Written problem: Filter these entries, keeping only lines that hold the word "JSON".

Material provided:
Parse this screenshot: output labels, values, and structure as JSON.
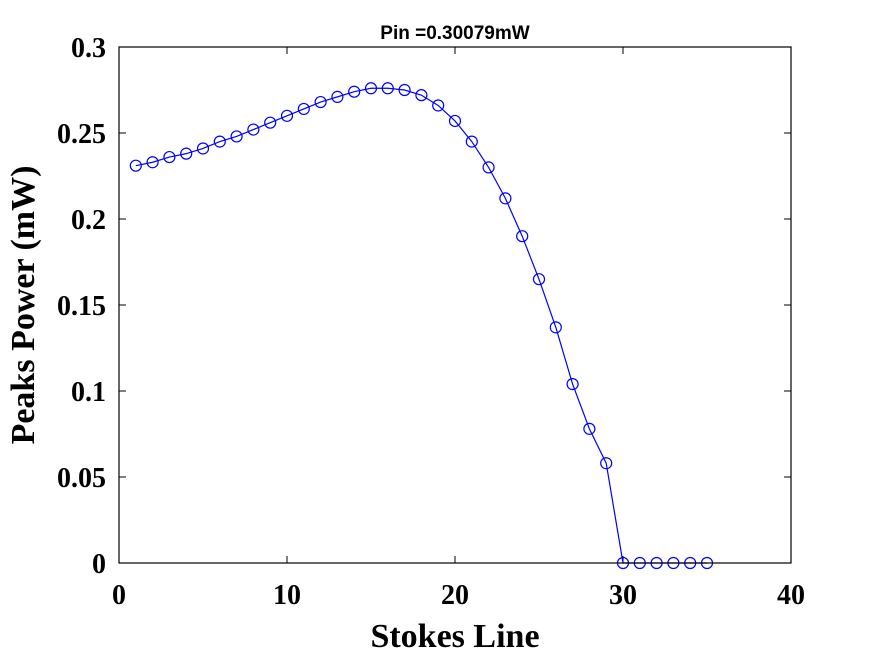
{
  "chart_data": {
    "type": "line",
    "title": "Pin =0.30079mW",
    "xlabel": "Stokes Line",
    "ylabel": "Peaks Power (mW)",
    "xlim": [
      0,
      40
    ],
    "ylim": [
      0,
      0.3
    ],
    "xticks": [
      0,
      10,
      20,
      30,
      40
    ],
    "xtick_labels": [
      "0",
      "10",
      "20",
      "30",
      "40"
    ],
    "yticks": [
      0,
      0.05,
      0.1,
      0.15,
      0.2,
      0.25,
      0.3
    ],
    "ytick_labels": [
      "0",
      "0.05",
      "0.1",
      "0.15",
      "0.2",
      "0.25",
      "0.3"
    ],
    "grid": false,
    "line_color": "#0000ff",
    "marker": "circle",
    "series": [
      {
        "x": [
          1,
          2,
          3,
          4,
          5,
          6,
          7,
          8,
          9,
          10,
          11,
          12,
          13,
          14,
          15,
          16,
          17,
          18,
          19,
          20,
          21,
          22,
          23,
          24,
          25,
          26,
          27,
          28,
          29,
          30,
          31,
          32,
          33,
          34,
          35
        ],
        "values": [
          0.231,
          0.233,
          0.236,
          0.238,
          0.241,
          0.245,
          0.248,
          0.252,
          0.256,
          0.26,
          0.264,
          0.268,
          0.271,
          0.274,
          0.276,
          0.276,
          0.275,
          0.272,
          0.266,
          0.257,
          0.245,
          0.23,
          0.212,
          0.19,
          0.165,
          0.137,
          0.104,
          0.078,
          0.058,
          0,
          0,
          0,
          0,
          0,
          0
        ]
      }
    ]
  }
}
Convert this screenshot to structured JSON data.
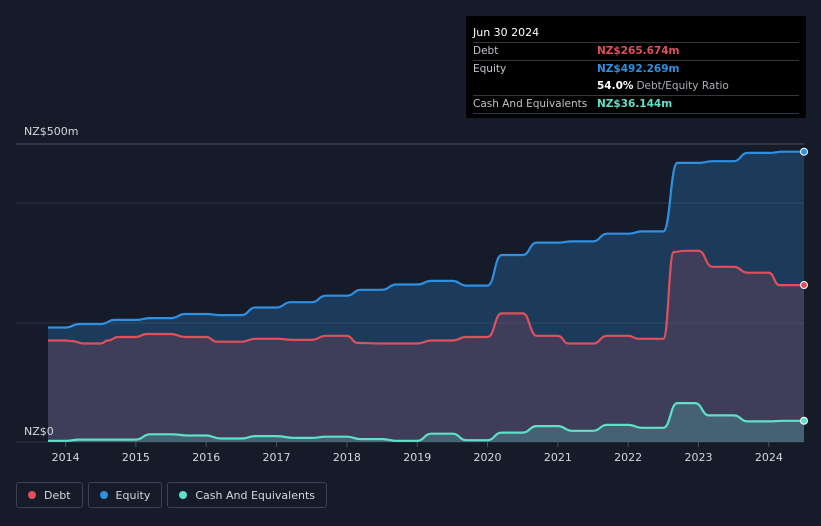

Final answer:
Parse this screenshot: output labels, values, and structure as JSON.
Convert this screenshot to structured JSON data.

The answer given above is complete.